▸ **TASK DESCRIPTION**
Write the records below out again exactly as given, with no images.

┌─ DATA FOR PROCESSING

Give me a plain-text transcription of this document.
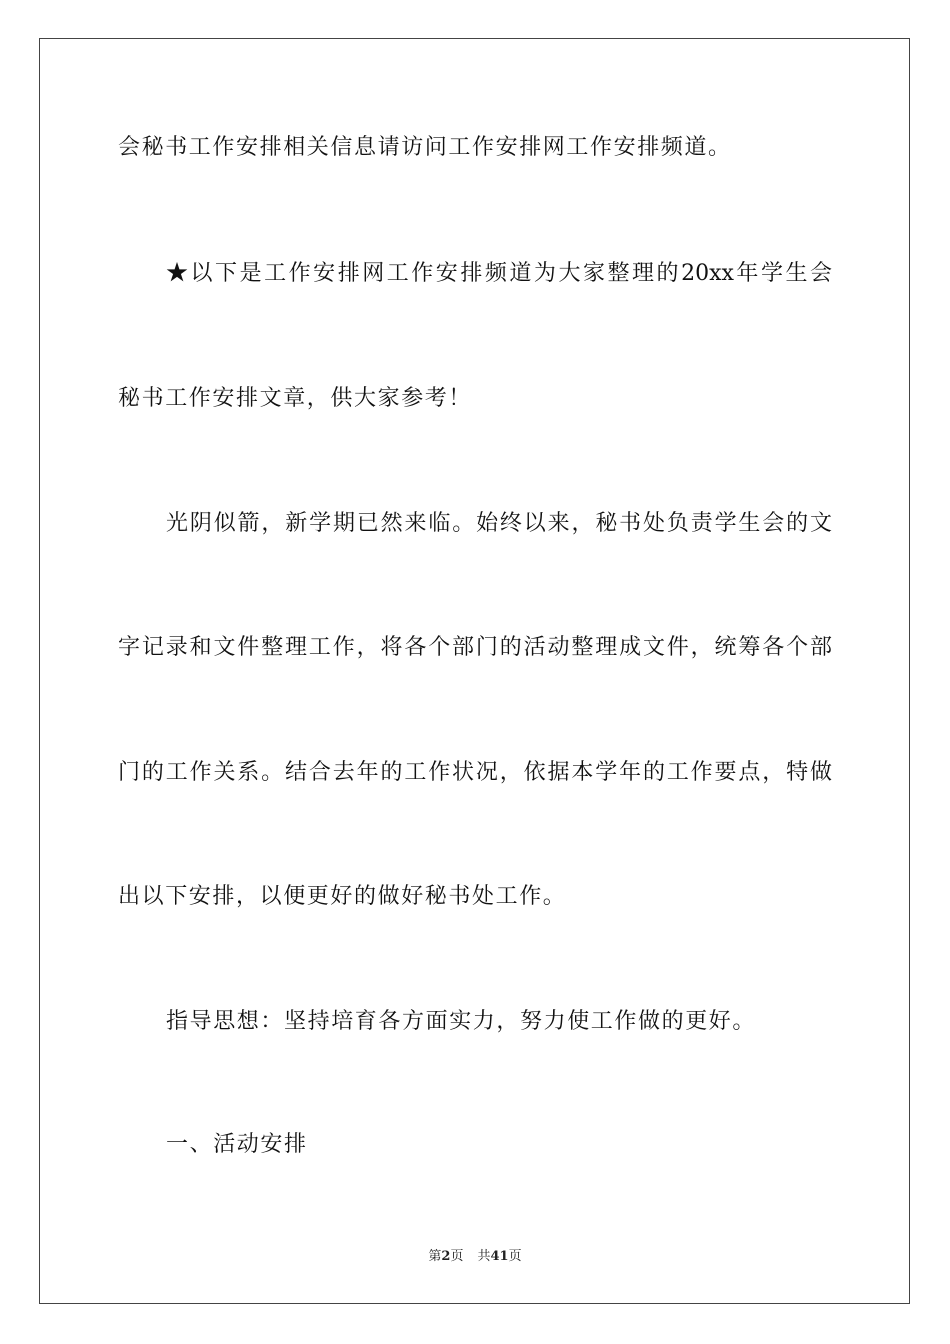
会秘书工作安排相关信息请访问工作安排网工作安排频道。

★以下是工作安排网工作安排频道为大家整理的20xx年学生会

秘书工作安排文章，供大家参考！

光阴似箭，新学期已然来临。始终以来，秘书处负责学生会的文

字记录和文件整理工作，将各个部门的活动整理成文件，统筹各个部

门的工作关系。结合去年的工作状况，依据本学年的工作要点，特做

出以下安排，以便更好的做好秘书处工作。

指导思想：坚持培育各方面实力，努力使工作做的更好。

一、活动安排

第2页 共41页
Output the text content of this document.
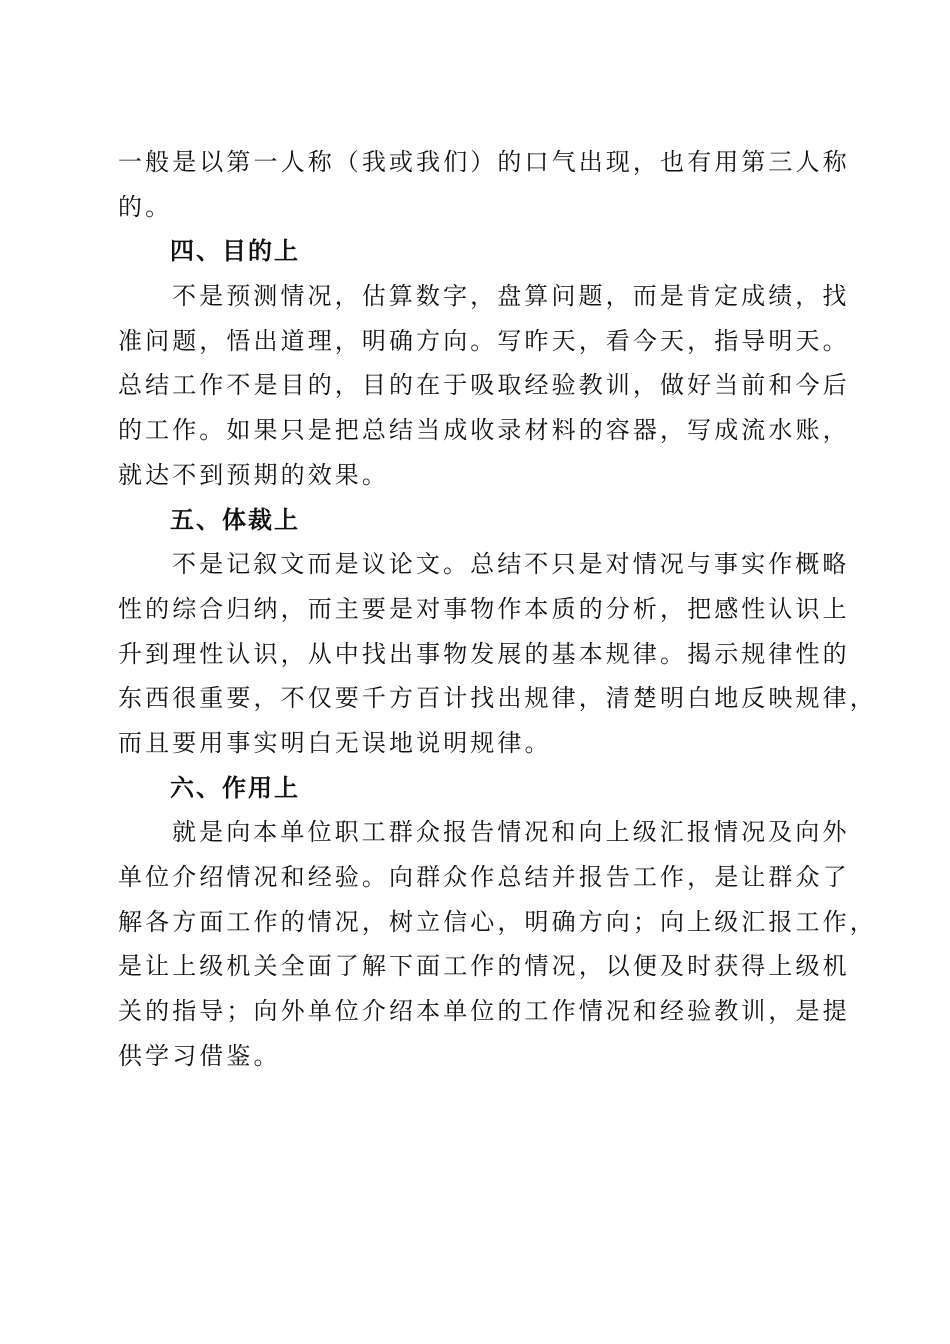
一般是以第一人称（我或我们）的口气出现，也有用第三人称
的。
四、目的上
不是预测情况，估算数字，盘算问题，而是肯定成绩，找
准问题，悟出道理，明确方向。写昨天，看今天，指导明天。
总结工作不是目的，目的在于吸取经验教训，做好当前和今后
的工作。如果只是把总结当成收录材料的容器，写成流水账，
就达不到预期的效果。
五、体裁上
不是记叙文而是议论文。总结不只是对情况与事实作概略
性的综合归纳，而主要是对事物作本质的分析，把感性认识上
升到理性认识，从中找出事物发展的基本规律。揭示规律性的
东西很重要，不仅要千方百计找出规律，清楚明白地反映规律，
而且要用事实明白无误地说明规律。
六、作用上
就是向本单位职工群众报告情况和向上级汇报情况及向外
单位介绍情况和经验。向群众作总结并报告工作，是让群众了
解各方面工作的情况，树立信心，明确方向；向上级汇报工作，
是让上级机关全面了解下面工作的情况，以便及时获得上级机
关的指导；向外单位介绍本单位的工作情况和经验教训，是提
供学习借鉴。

└─

▸ **RESPONSE FOR THIS EXERCISE**
Give me a plain-text transcription of this document.
会秘书工作安排相关信息请访问工作安排网工作安排频道。

★以下是工作安排网工作安排频道为大家整理的20xx年学生会

秘书工作安排文章，供大家参考！

光阴似箭，新学期已然来临。始终以来，秘书处负责学生会的文

字记录和文件整理工作，将各个部门的活动整理成文件，统筹各个部

门的工作关系。结合去年的工作状况，依据本学年的工作要点，特做

出以下安排，以便更好的做好秘书处工作。

指导思想：坚持培育各方面实力，努力使工作做的更好。

一、活动安排

第2页 共41页
Output the text content of this document.
一般是以第一人称（我或我们）的口气出现，也有用第三人称
的。
四、目的上
不是预测情况，估算数字，盘算问题，而是肯定成绩，找
准问题，悟出道理，明确方向。写昨天，看今天，指导明天。
总结工作不是目的，目的在于吸取经验教训，做好当前和今后
的工作。如果只是把总结当成收录材料的容器，写成流水账，
就达不到预期的效果。
五、体裁上
不是记叙文而是议论文。总结不只是对情况与事实作概略
性的综合归纳，而主要是对事物作本质的分析，把感性认识上
升到理性认识，从中找出事物发展的基本规律。揭示规律性的
东西很重要，不仅要千方百计找出规律，清楚明白地反映规律，
而且要用事实明白无误地说明规律。
六、作用上
就是向本单位职工群众报告情况和向上级汇报情况及向外
单位介绍情况和经验。向群众作总结并报告工作，是让群众了
解各方面工作的情况，树立信心，明确方向；向上级汇报工作，
是让上级机关全面了解下面工作的情况，以便及时获得上级机
关的指导；向外单位介绍本单位的工作情况和经验教训，是提
供学习借鉴。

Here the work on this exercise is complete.